TASK INSTRUCTIONS:
Among these lines, how many include "JSON"? Answer only with the number.

===== DATASET RECORDS =====

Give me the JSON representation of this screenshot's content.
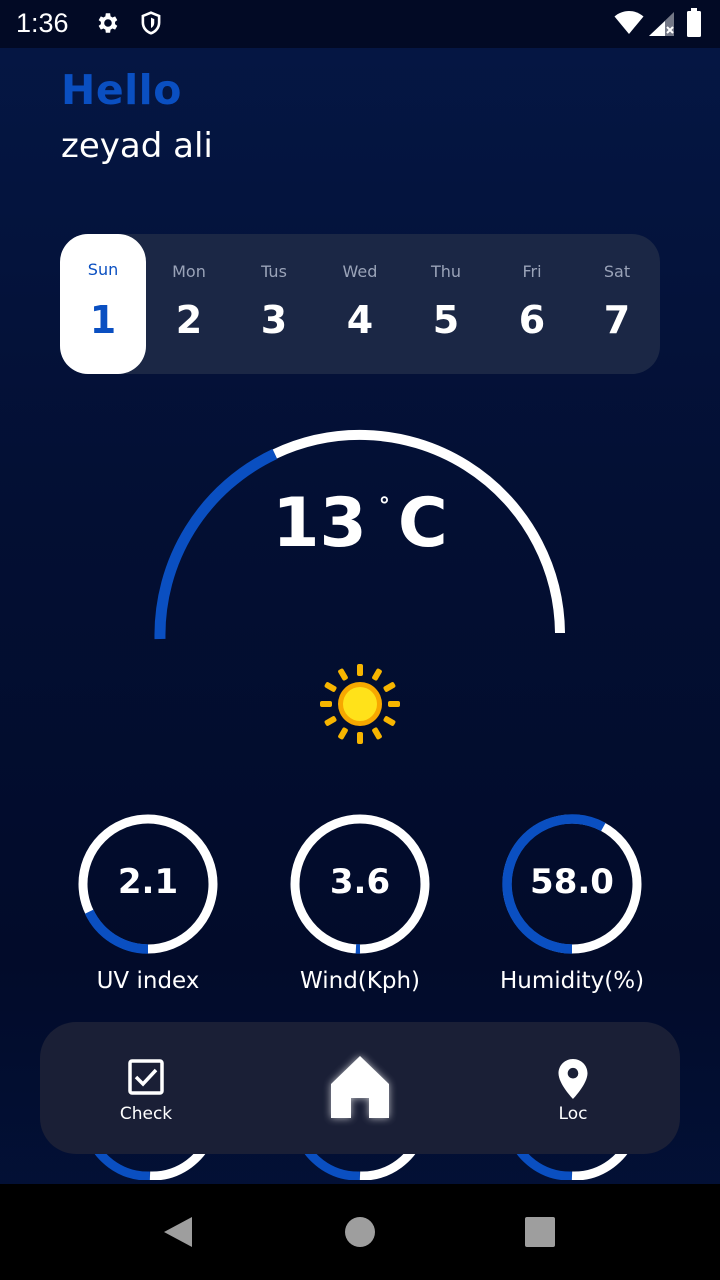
{
  "status_bar": {
    "time": "1:36",
    "icons": [
      "settings-icon",
      "shield-icon",
      "wifi-icon",
      "signal-icon",
      "battery-icon"
    ]
  },
  "greeting": {
    "hello": "Hello",
    "user_name": "zeyad ali"
  },
  "days": [
    {
      "name": "Sun",
      "num": "1",
      "selected": true
    },
    {
      "name": "Mon",
      "num": "2",
      "selected": false
    },
    {
      "name": "Tus",
      "num": "3",
      "selected": false
    },
    {
      "name": "Wed",
      "num": "4",
      "selected": false
    },
    {
      "name": "Thu",
      "num": "5",
      "selected": false
    },
    {
      "name": "Fri",
      "num": "6",
      "selected": false
    },
    {
      "name": "Sat",
      "num": "7",
      "selected": false
    }
  ],
  "weather": {
    "temperature": "13",
    "degree_symbol": "°",
    "unit": "C",
    "condition_icon": "sun-icon",
    "gauge_fill_fraction": 0.36
  },
  "metrics": [
    {
      "value": "2.1",
      "label": "UV index",
      "fill_fraction": 0.18
    },
    {
      "value": "3.6",
      "label": "Wind(Kph)",
      "fill_fraction": 0.01
    },
    {
      "value": "58.0",
      "label": "Humidity(%)",
      "fill_fraction": 0.58
    }
  ],
  "nav": {
    "check_label": "Check",
    "home_icon": "home-icon",
    "loc_label": "Loc"
  },
  "colors": {
    "accent": "#0a4fc1",
    "background": "#030f33",
    "card": "#1b2745",
    "nav_card": "#1a1f36",
    "ring_track": "#ffffff",
    "sun": "#ffd21a"
  }
}
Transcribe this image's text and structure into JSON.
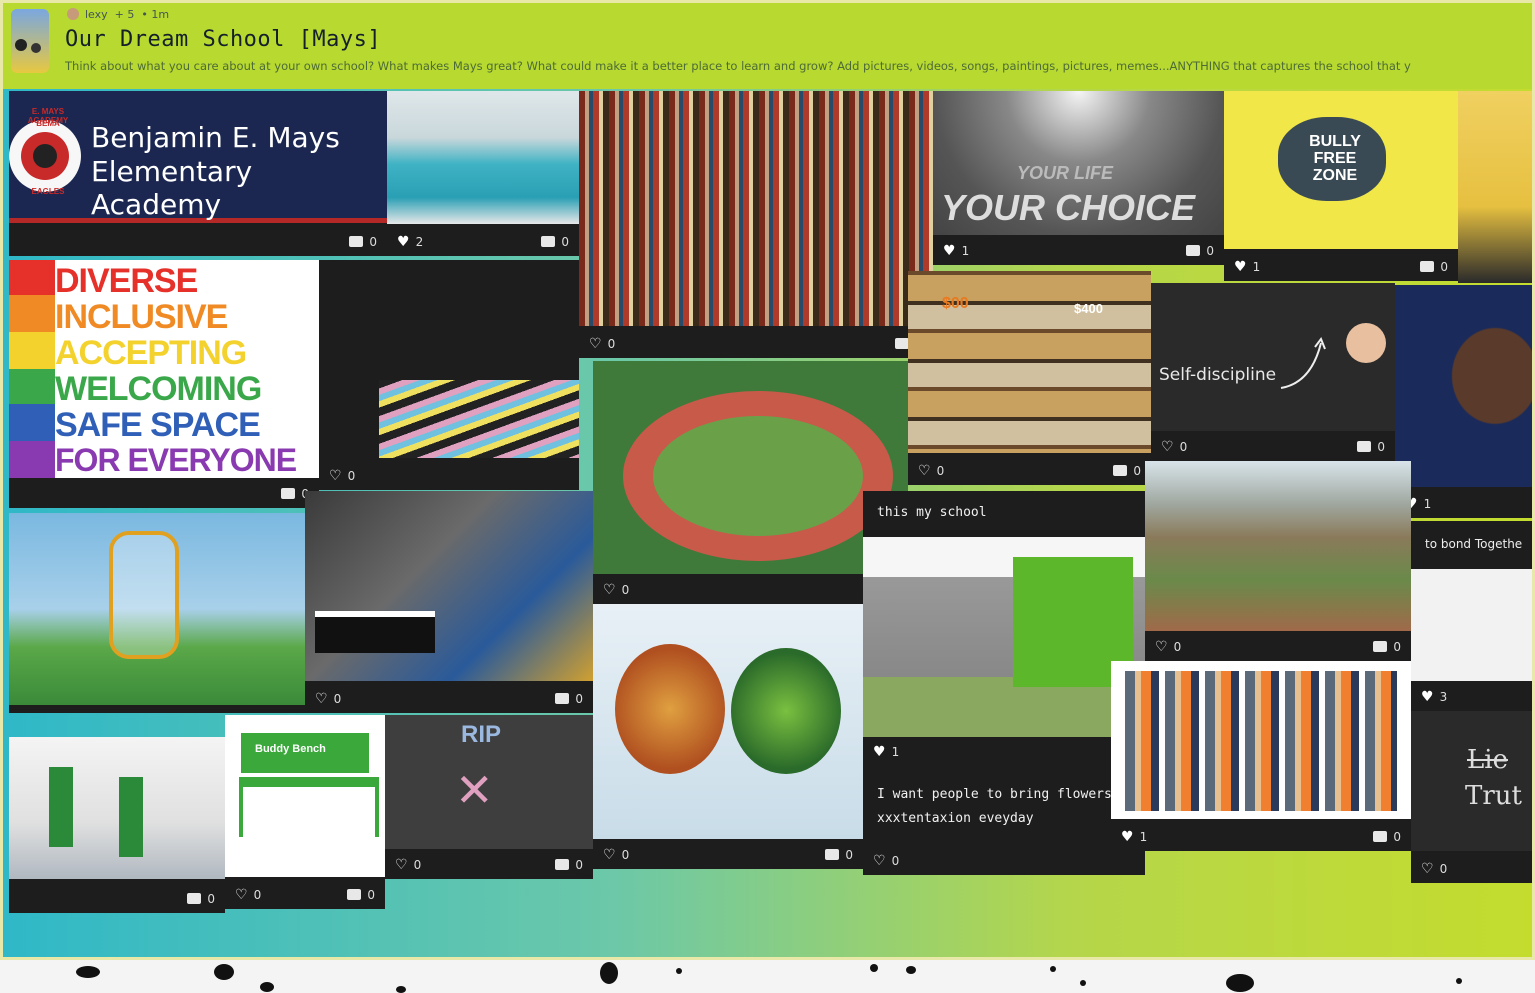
{
  "header": {
    "author": "lexy",
    "collaborators": "+ 5",
    "age": "1m",
    "title": "Our Dream School [Mays]",
    "description": "Think about what you care about at your own school? What makes Mays great? What could make it a better place to learn and grow? Add pictures, videos, songs, paintings, pictures, memes...ANYTHING that captures the school that y"
  },
  "colors": {
    "header_bg": "#b7d930",
    "card_bg": "#1d1d1d"
  },
  "cards": {
    "mays_sign": {
      "line1": "Benjamin E. Mays",
      "line2": "Elementary Academy",
      "seal_top": "E. MAYS ACADEMY",
      "seal_mid": "BEMA",
      "seal_bot": "EAGLES",
      "likes": "",
      "comments": "0"
    },
    "pool": {
      "likes": "2",
      "comments": "0"
    },
    "library": {
      "likes": "0",
      "comments": "0"
    },
    "your_life": {
      "text1": "YOUR LIFE",
      "text2": "YOUR CHOICE",
      "likes": "1",
      "comments": "0"
    },
    "bully_free": {
      "text": "BULLY FREE ZONE",
      "likes": "1",
      "comments": "0"
    },
    "diverse": {
      "lines": [
        "DIVERSE",
        "INCLUSIVE",
        "ACCEPTING",
        "WELCOMING",
        "SAFE SPACE",
        "FOR EVERYONE"
      ],
      "comments": "0"
    },
    "classroom": {
      "likes": "0",
      "comments": ""
    },
    "store": {
      "price1": "$00",
      "price2": "$400",
      "likes": "0",
      "comments": "0"
    },
    "self_discipline": {
      "text": "Self-discipline",
      "likes": "0",
      "comments": "0"
    },
    "xxx": {
      "likes": "1"
    },
    "track": {
      "likes": "0"
    },
    "this_school": {
      "caption": "this my school"
    },
    "city": {
      "likes": "0",
      "comments": "0"
    },
    "bond": {
      "caption": "to bond Togethe",
      "likes": "3"
    },
    "playground": {
      "likes": "0",
      "comments": "0"
    },
    "music_room": {
      "likes": "0",
      "comments": "0"
    },
    "food": {
      "likes": "0",
      "comments": "0"
    },
    "building": {
      "likes": "1",
      "caption1": "I want people to bring flowers",
      "caption2": "xxxtentaxion eveyday",
      "likes2": "0",
      "comments": "0"
    },
    "naruto": {
      "likes": "1",
      "comments": "0"
    },
    "lie_truth": {
      "text1": "Lie",
      "text2": "Trut",
      "likes": "0"
    },
    "cleaning": {
      "comments": "0"
    },
    "buddy_bench": {
      "sign": "Buddy Bench",
      "likes": "0",
      "comments": "0"
    },
    "chalk": {
      "text": "RIP",
      "likes": "0",
      "comments": "0"
    }
  }
}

=====

FINAL RESULT:
2